WHAT THIS TASK INVOLVES:
Take the data that follows and retype it word for word.

RECORDS PROVIDED:
********************

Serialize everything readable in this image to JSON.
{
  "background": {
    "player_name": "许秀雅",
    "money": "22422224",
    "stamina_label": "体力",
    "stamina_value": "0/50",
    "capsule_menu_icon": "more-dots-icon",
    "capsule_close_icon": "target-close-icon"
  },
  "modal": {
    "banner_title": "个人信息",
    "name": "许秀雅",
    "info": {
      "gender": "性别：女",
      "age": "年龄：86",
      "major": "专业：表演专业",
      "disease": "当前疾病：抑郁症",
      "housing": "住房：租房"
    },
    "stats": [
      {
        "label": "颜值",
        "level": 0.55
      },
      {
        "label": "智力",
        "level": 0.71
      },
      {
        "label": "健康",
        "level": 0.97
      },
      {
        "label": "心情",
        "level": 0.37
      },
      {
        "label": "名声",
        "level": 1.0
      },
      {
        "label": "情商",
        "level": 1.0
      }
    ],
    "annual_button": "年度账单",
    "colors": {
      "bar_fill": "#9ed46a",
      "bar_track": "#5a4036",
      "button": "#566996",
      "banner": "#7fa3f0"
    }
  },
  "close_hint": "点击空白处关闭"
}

********************

RESPONSE:
Serialize everything readable in this image to JSON.
{
  "background": {
    "player_name": "许秀雅",
    "money": "22422224",
    "stamina_label": "体力",
    "stamina_value": "0/50",
    "capsule_menu_icon": "more-dots-icon",
    "capsule_close_icon": "target-close-icon"
  },
  "modal": {
    "banner_title": "个人信息",
    "name": "许秀雅",
    "info": {
      "gender": "性别：女",
      "age": "年龄：86",
      "major": "专业：表演专业",
      "disease": "当前疾病：抑郁症",
      "housing": "住房：租房"
    },
    "stats": [
      {
        "label": "颜值",
        "level": 0.55
      },
      {
        "label": "智力",
        "level": 0.71
      },
      {
        "label": "健康",
        "level": 0.97
      },
      {
        "label": "心情",
        "level": 0.37
      },
      {
        "label": "名声",
        "level": 1.0
      },
      {
        "label": "情商",
        "level": 1.0
      }
    ],
    "annual_button": "年度账单",
    "colors": {
      "bar_fill": "#9ed46a",
      "bar_track": "#5a4036",
      "button": "#566996",
      "banner": "#7fa3f0"
    }
  },
  "close_hint": "点击空白处关闭"
}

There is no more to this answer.